#### AVAILABLE RECORDS
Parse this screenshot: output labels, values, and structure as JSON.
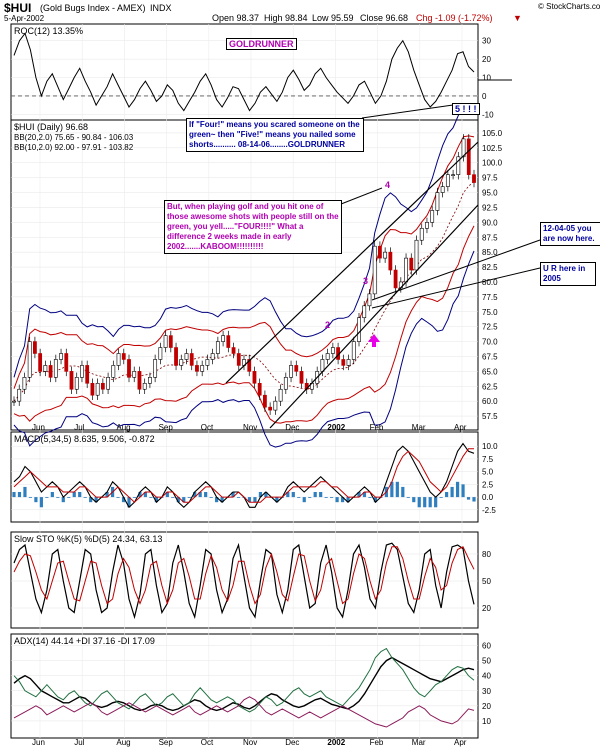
{
  "header": {
    "ticker": "$HUI",
    "name": "(Gold Bugs Index - AMEX)",
    "exchange": "INDX",
    "date": "5-Apr-2002",
    "open": "Open 98.37",
    "high": "High 98.84",
    "low": "Low 95.59",
    "close": "Close 96.68",
    "chg": "Chg -1.09 (-1.72%)",
    "chg_arrow": "▼",
    "watermark": "© StockCharts.com"
  },
  "chart_data": [
    {
      "type": "line",
      "panel": "roc",
      "title": "ROC(12) 13.35%",
      "badge": "GOLDRUNNER",
      "yticks": [
        "30",
        "20",
        "10",
        "0",
        "-10"
      ],
      "ylim": [
        -12,
        38
      ],
      "zero": 0,
      "points": [
        22,
        30,
        34,
        25,
        10,
        0,
        8,
        12,
        5,
        -2,
        4,
        10,
        15,
        8,
        2,
        -5,
        0,
        5,
        12,
        6,
        0,
        -6,
        -2,
        4,
        8,
        3,
        -3,
        0,
        6,
        3,
        -4,
        -8,
        -3,
        2,
        8,
        12,
        6,
        -2,
        -6,
        -1,
        5,
        4,
        -2,
        -8,
        -4,
        2,
        5,
        1,
        -3,
        2,
        10,
        14,
        9,
        3,
        6,
        12,
        15,
        10,
        6,
        2,
        -1,
        -4,
        0,
        6,
        8,
        2,
        -4,
        0,
        8,
        20,
        26,
        30,
        24,
        14,
        6,
        -2,
        -6,
        -3,
        2,
        8,
        14,
        23,
        24,
        16,
        13
      ]
    },
    {
      "type": "candlestick",
      "panel": "price",
      "title": "$HUI (Daily) 96.68",
      "legend": [
        {
          "label": "BB(20,2.0) 75.65 - 90.84 - 106.03",
          "color": "#000080"
        },
        {
          "label": "BB(10,2.0) 92.00 - 97.91 - 103.82",
          "color": "#c00000"
        }
      ],
      "yticks": [
        "105.0",
        "102.5",
        "100.0",
        "97.5",
        "95.0",
        "92.5",
        "90.0",
        "87.5",
        "85.0",
        "82.5",
        "80.0",
        "77.5",
        "75.0",
        "72.5",
        "70.0",
        "67.5",
        "65.0",
        "62.5",
        "60.0",
        "57.5"
      ],
      "ylim": [
        55.5,
        106.5
      ],
      "close": [
        60,
        62,
        64,
        70,
        68,
        65,
        66,
        64,
        67,
        68,
        65,
        62,
        64,
        66,
        63,
        61,
        63,
        62,
        64,
        66,
        68,
        67,
        64,
        65,
        62,
        63,
        64,
        67,
        69,
        71,
        69,
        66,
        67,
        68,
        66,
        65,
        66,
        67,
        68,
        70,
        71,
        69,
        68,
        66,
        67,
        65,
        63,
        61,
        59,
        58.5,
        60,
        62,
        64,
        66,
        65,
        63,
        62,
        63,
        65,
        67,
        68,
        69,
        67,
        66,
        67,
        70,
        74,
        76,
        78,
        86,
        84,
        85,
        82,
        79,
        80,
        84,
        82,
        87,
        89,
        90,
        92,
        95,
        96,
        98,
        98,
        101,
        104,
        98,
        96.68
      ],
      "markers": [
        "2",
        "3",
        "4",
        "5 ! ! !"
      ],
      "annotations": [
        "If \"Four!\" means you scared someone on the green~ then \"Five!\" means you nailed some shorts.......... 08-14-06........GOLDRUNNER",
        "But, when playing golf and you hit one of those awesome shots with people still on the green, you yell.....\"FOUR!!!!\"   What a difference 2 weeks made in early 2002.......KABOOM!!!!!!!!!!",
        "12-04-05 you are now here.",
        "U R here in 2005"
      ]
    },
    {
      "type": "line",
      "panel": "macd",
      "title": "MACD(5,34,5) 8.635, 9.506, -0.872",
      "yticks": [
        "10.0",
        "7.5",
        "5.0",
        "2.5",
        "0.0",
        "-2.5"
      ],
      "ylim": [
        -4.5,
        12
      ],
      "macd": [
        3,
        4,
        6,
        5,
        3,
        1,
        2,
        3,
        2,
        0,
        1,
        2,
        3,
        2,
        0,
        -1,
        0,
        1,
        3,
        2,
        0,
        -2,
        -1,
        1,
        2,
        1,
        -1,
        0,
        2,
        1,
        -1,
        -2,
        -1,
        1,
        2,
        3,
        2,
        0,
        -1,
        0,
        1,
        1,
        0,
        -2,
        -2,
        0,
        1,
        0,
        -1,
        0,
        2,
        3,
        2,
        1,
        2,
        3,
        4,
        3,
        2,
        1,
        0,
        -1,
        0,
        1,
        2,
        1,
        -1,
        0,
        3,
        6,
        9,
        10,
        9,
        7,
        5,
        3,
        1,
        0,
        1,
        3,
        6,
        9,
        10.5,
        9,
        8.6
      ],
      "signal": [
        2,
        3,
        4,
        5,
        4,
        3,
        2,
        2,
        2,
        1,
        1,
        1,
        2,
        2,
        1,
        0,
        0,
        0,
        1,
        2,
        1,
        0,
        -1,
        0,
        1,
        1,
        0,
        0,
        1,
        1,
        0,
        -1,
        -1,
        0,
        1,
        2,
        2,
        1,
        0,
        0,
        0,
        1,
        0,
        -1,
        -1,
        -1,
        0,
        0,
        0,
        0,
        1,
        2,
        2,
        2,
        2,
        2,
        3,
        3,
        2,
        2,
        1,
        0,
        0,
        0,
        1,
        1,
        0,
        0,
        1,
        3,
        6,
        8,
        9,
        8,
        7,
        5,
        3,
        2,
        1,
        2,
        4,
        6,
        8,
        9.5,
        9.5
      ],
      "hist": [
        1,
        1,
        2,
        0,
        -1,
        -2,
        0,
        1,
        0,
        -1,
        0,
        1,
        1,
        0,
        -1,
        -1,
        0,
        1,
        2,
        0,
        -1,
        -2,
        0,
        1,
        1,
        0,
        -1,
        0,
        1,
        0,
        -1,
        -1,
        0,
        1,
        1,
        1,
        0,
        -1,
        -1,
        0,
        1,
        0,
        0,
        -1,
        -1,
        1,
        1,
        0,
        -1,
        0,
        1,
        1,
        0,
        -1,
        0,
        1,
        1,
        0,
        0,
        -1,
        -1,
        -1,
        0,
        1,
        1,
        0,
        -1,
        0,
        2,
        3,
        3,
        2,
        0,
        -1,
        -2,
        -2,
        -2,
        -2,
        0,
        1,
        2,
        3,
        2.5,
        -0.5,
        -0.87
      ]
    },
    {
      "type": "line",
      "panel": "stoch",
      "title": "Slow STO %K(5) %D(5) 24.34, 63.13",
      "yticks": [
        "80",
        "50",
        "20"
      ],
      "ylim": [
        0,
        100
      ],
      "k": [
        70,
        85,
        90,
        60,
        30,
        15,
        40,
        80,
        85,
        50,
        20,
        15,
        50,
        85,
        80,
        40,
        15,
        20,
        60,
        90,
        70,
        30,
        10,
        35,
        80,
        85,
        45,
        15,
        25,
        70,
        90,
        60,
        25,
        10,
        45,
        85,
        80,
        40,
        15,
        30,
        75,
        90,
        55,
        20,
        10,
        50,
        85,
        80,
        35,
        15,
        40,
        85,
        90,
        55,
        20,
        25,
        70,
        90,
        60,
        20,
        10,
        40,
        80,
        90,
        65,
        30,
        20,
        60,
        90,
        92,
        85,
        55,
        25,
        15,
        40,
        80,
        85,
        45,
        20,
        60,
        88,
        90,
        86,
        50,
        24
      ],
      "d": [
        60,
        72,
        80,
        78,
        60,
        40,
        30,
        50,
        70,
        72,
        50,
        30,
        28,
        50,
        72,
        70,
        45,
        25,
        30,
        58,
        75,
        65,
        40,
        25,
        40,
        68,
        72,
        45,
        25,
        40,
        70,
        75,
        55,
        30,
        30,
        58,
        78,
        65,
        40,
        28,
        45,
        72,
        72,
        45,
        25,
        35,
        65,
        80,
        60,
        35,
        28,
        55,
        80,
        78,
        50,
        28,
        40,
        68,
        75,
        50,
        25,
        30,
        58,
        80,
        75,
        50,
        30,
        40,
        70,
        88,
        88,
        75,
        50,
        30,
        30,
        55,
        75,
        65,
        40,
        45,
        70,
        85,
        88,
        75,
        63
      ]
    },
    {
      "type": "line",
      "panel": "adx",
      "title": "ADX(14) 44.14 +DI 37.16 -DI 17.09",
      "yticks": [
        "60",
        "50",
        "40",
        "30",
        "20",
        "10"
      ],
      "ylim": [
        0,
        65
      ],
      "adx": [
        35,
        38,
        40,
        38,
        34,
        30,
        28,
        26,
        24,
        22,
        22,
        24,
        26,
        25,
        22,
        20,
        19,
        20,
        22,
        23,
        22,
        20,
        18,
        17,
        18,
        20,
        21,
        20,
        18,
        17,
        18,
        20,
        22,
        24,
        23,
        20,
        18,
        17,
        18,
        20,
        22,
        21,
        19,
        18,
        20,
        23,
        26,
        28,
        27,
        24,
        22,
        20,
        19,
        20,
        22,
        24,
        25,
        23,
        21,
        20,
        19,
        18,
        20,
        23,
        28,
        34,
        40,
        46,
        50,
        52,
        50,
        48,
        46,
        44,
        42,
        40,
        38,
        37,
        36,
        38,
        40,
        42,
        44,
        45,
        44
      ],
      "plus_di": [
        40,
        36,
        30,
        28,
        26,
        30,
        34,
        30,
        26,
        24,
        28,
        30,
        26,
        22,
        20,
        24,
        28,
        30,
        26,
        22,
        20,
        18,
        22,
        26,
        28,
        24,
        20,
        22,
        26,
        28,
        24,
        20,
        22,
        28,
        32,
        28,
        24,
        22,
        24,
        26,
        24,
        20,
        18,
        16,
        18,
        22,
        26,
        24,
        20,
        22,
        26,
        30,
        32,
        28,
        26,
        28,
        30,
        26,
        24,
        22,
        20,
        24,
        28,
        32,
        38,
        44,
        52,
        56,
        58,
        52,
        48,
        44,
        38,
        32,
        28,
        26,
        30,
        34,
        36,
        40,
        44,
        46,
        45,
        40,
        37
      ],
      "minus_di": [
        12,
        14,
        16,
        18,
        20,
        18,
        14,
        16,
        18,
        20,
        18,
        16,
        18,
        20,
        22,
        20,
        16,
        14,
        16,
        18,
        20,
        22,
        20,
        18,
        16,
        18,
        20,
        18,
        16,
        14,
        16,
        18,
        20,
        16,
        14,
        16,
        18,
        20,
        18,
        16,
        18,
        20,
        24,
        26,
        24,
        20,
        16,
        14,
        16,
        18,
        16,
        14,
        12,
        14,
        16,
        14,
        12,
        14,
        16,
        18,
        20,
        18,
        16,
        14,
        12,
        10,
        8,
        7,
        6,
        8,
        10,
        12,
        16,
        18,
        20,
        18,
        14,
        12,
        10,
        9,
        8,
        10,
        14,
        18,
        17
      ]
    }
  ],
  "months": [
    "Jun",
    "Jul",
    "Aug",
    "Sep",
    "Oct",
    "Nov",
    "Dec",
    "2002",
    "Feb",
    "Mar",
    "Apr"
  ]
}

#### GIVEN PROBLEM
Gather each line from the listing above that holds "green".

#### SOLUTION
        "If \"Four!\" means you scared someone on the green~ then \"Five!\" means you nailed some shorts.......... 08-14-06........GOLDRUNNER",
        "But, when playing golf and you hit one of those awesome shots with people still on the green, you yell.....\"FOUR!!!!\"   What a difference 2 weeks made in early 2002.......KABOOM!!!!!!!!!!",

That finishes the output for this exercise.